TASK REQUIREMENTS = Format the stretch of the records from the start through the line containing "legend-label: An ally <box>22 48 63 63</box>" as a numbered list, dropping any blank lines.
* begin EXERCISE DATA *
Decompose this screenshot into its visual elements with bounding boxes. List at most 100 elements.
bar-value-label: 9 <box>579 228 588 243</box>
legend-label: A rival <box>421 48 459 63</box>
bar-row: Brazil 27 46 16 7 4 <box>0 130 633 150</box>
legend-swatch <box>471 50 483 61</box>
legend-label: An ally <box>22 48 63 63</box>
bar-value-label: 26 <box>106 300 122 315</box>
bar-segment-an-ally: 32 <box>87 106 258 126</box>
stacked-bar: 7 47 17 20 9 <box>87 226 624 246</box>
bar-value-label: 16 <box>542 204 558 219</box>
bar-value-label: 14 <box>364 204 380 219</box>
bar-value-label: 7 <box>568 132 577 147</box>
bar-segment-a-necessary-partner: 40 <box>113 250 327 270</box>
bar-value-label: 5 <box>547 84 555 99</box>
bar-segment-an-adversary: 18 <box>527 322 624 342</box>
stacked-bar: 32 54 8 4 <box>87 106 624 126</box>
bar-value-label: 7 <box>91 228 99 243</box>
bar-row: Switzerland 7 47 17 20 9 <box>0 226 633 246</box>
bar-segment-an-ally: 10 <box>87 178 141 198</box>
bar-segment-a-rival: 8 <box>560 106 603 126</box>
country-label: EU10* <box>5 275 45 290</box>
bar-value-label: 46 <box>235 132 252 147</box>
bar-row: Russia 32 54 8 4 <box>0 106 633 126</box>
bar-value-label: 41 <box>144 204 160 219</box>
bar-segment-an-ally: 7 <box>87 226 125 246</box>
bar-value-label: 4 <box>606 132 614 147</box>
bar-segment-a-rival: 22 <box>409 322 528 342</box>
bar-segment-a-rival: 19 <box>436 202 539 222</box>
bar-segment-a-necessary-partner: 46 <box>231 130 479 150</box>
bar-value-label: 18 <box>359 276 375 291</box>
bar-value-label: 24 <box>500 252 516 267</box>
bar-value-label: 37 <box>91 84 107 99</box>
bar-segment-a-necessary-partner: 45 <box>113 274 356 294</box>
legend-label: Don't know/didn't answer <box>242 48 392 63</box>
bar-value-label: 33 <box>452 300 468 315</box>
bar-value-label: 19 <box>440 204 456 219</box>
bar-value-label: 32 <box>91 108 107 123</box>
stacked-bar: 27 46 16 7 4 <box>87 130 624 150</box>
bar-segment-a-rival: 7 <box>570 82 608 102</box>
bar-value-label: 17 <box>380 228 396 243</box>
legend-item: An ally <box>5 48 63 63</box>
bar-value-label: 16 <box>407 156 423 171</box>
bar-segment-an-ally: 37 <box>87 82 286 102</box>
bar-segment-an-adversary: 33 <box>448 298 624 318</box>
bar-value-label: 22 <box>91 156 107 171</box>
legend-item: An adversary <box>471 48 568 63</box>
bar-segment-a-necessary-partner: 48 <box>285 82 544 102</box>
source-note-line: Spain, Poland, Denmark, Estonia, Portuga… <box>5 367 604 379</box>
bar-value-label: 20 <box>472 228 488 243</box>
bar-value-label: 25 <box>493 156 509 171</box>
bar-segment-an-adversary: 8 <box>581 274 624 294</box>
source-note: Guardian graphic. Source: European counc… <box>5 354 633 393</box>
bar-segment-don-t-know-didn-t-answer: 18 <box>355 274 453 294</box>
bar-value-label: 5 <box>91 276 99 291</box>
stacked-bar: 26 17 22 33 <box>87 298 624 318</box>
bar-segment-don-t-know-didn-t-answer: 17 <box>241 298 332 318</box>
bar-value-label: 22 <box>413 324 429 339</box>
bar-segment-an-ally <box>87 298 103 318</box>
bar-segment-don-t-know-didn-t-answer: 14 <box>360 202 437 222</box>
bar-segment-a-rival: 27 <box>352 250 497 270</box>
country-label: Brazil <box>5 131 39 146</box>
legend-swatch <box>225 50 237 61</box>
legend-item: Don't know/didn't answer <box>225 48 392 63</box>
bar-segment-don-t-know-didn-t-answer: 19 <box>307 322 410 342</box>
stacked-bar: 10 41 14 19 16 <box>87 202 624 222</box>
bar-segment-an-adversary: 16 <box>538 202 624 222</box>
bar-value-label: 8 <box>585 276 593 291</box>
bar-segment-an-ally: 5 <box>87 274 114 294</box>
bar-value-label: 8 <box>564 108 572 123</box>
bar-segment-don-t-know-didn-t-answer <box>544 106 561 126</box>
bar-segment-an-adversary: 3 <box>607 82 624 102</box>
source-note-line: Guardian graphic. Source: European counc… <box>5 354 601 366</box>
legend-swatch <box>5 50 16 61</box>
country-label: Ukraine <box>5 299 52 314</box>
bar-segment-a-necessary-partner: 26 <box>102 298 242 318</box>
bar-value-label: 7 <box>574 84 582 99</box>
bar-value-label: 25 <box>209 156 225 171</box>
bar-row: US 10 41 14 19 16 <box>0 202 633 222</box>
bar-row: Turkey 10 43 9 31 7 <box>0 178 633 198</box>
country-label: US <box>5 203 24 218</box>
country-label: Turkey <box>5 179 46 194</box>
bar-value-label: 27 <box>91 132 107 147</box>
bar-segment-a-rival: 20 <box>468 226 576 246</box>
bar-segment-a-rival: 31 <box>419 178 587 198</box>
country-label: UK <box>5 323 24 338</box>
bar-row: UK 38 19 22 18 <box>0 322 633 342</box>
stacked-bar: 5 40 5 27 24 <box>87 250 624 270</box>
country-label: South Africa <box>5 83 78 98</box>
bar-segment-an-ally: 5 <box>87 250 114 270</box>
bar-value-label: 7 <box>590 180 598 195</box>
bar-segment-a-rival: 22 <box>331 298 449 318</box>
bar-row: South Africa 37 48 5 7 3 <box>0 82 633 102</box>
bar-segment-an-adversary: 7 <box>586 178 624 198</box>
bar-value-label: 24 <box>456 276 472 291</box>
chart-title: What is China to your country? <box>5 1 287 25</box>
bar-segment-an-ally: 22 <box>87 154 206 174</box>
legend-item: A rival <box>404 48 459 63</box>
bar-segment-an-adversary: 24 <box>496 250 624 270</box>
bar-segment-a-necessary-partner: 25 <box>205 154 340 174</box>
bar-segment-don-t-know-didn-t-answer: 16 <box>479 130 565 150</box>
* end EXERCISE DATA *
EXERCISE SOLUTION =
1. Decompose this screenshot into its visual elements with bounding boxes. List at most 100 elements.
2. bar-value-label: 9 <box>579 228 588 243</box>
3. legend-label: A rival <box>421 48 459 63</box>
4. bar-row: Brazil 27 46 16 7 4 <box>0 130 633 150</box>
5. legend-swatch <box>471 50 483 61</box>
6. legend-label: An ally <box>22 48 63 63</box>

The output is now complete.